## RECORD EXCERPTS
* Begin *
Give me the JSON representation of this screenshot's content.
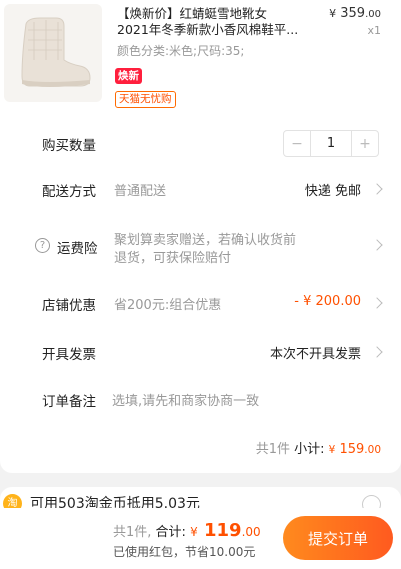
{
  "product": {
    "title_line1": "【焕新价】红蜻蜓雪地靴女",
    "title_line2": "2021年冬季新款小香风棉鞋平...",
    "price_currency": "¥",
    "price_int": "359",
    "price_dec": ".00",
    "quantity_label": "x1",
    "sku": "颜色分类:米色;尺码:35;",
    "tag_promo": "焕新",
    "tag_service": "天猫无忧购"
  },
  "quantity": {
    "label": "购买数量",
    "value": "1",
    "minus": "−",
    "plus": "+"
  },
  "delivery": {
    "label": "配送方式",
    "method": "普通配送",
    "value": "快递 免邮"
  },
  "insurance": {
    "help_icon": "?",
    "label": "运费险",
    "line1": "聚划算卖家赠送，若确认收货前",
    "line2": "退货，可获保险赔付"
  },
  "discount": {
    "label": "店铺优惠",
    "detail": "省200元:组合优惠",
    "value": "- ¥ 200.00"
  },
  "invoice": {
    "label": "开具发票",
    "value": "本次不开具发票"
  },
  "remark": {
    "label": "订单备注",
    "placeholder": "选填,请先和商家协商一致"
  },
  "subtotal": {
    "count": "共1件",
    "label": "小计:",
    "currency": "¥",
    "int": "159",
    "dec": ".00"
  },
  "coin": {
    "icon": "淘",
    "text": "可用503淘金币抵用5.03元"
  },
  "summary": {
    "count": "共1件,",
    "label": "合计:",
    "currency": "¥",
    "int": "119",
    "dec": ".00",
    "note": "已使用红包，节省10.00元"
  },
  "submit_label": "提交订单",
  "colors": {
    "accent": "#ff5000",
    "submit_start": "#ff8a1e",
    "submit_end": "#ff5a1f"
  }
}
* End *
## TASK DESCRIPTION
Your task is an exact transcription of all the data, minus the pictures.

## FULL SOLUTION
Give me the JSON representation of this screenshot's content.
{
  "product": {
    "title_line1": "【焕新价】红蜻蜓雪地靴女",
    "title_line2": "2021年冬季新款小香风棉鞋平...",
    "price_currency": "¥",
    "price_int": "359",
    "price_dec": ".00",
    "quantity_label": "x1",
    "sku": "颜色分类:米色;尺码:35;",
    "tag_promo": "焕新",
    "tag_service": "天猫无忧购"
  },
  "quantity": {
    "label": "购买数量",
    "value": "1",
    "minus": "−",
    "plus": "+"
  },
  "delivery": {
    "label": "配送方式",
    "method": "普通配送",
    "value": "快递 免邮"
  },
  "insurance": {
    "help_icon": "?",
    "label": "运费险",
    "line1": "聚划算卖家赠送，若确认收货前",
    "line2": "退货，可获保险赔付"
  },
  "discount": {
    "label": "店铺优惠",
    "detail": "省200元:组合优惠",
    "value": "- ¥ 200.00"
  },
  "invoice": {
    "label": "开具发票",
    "value": "本次不开具发票"
  },
  "remark": {
    "label": "订单备注",
    "placeholder": "选填,请先和商家协商一致"
  },
  "subtotal": {
    "count": "共1件",
    "label": "小计:",
    "currency": "¥",
    "int": "159",
    "dec": ".00"
  },
  "coin": {
    "icon": "淘",
    "text": "可用503淘金币抵用5.03元"
  },
  "summary": {
    "count": "共1件,",
    "label": "合计:",
    "currency": "¥",
    "int": "119",
    "dec": ".00",
    "note": "已使用红包，节省10.00元"
  },
  "submit_label": "提交订单",
  "colors": {
    "accent": "#ff5000",
    "submit_start": "#ff8a1e",
    "submit_end": "#ff5a1f"
  }
}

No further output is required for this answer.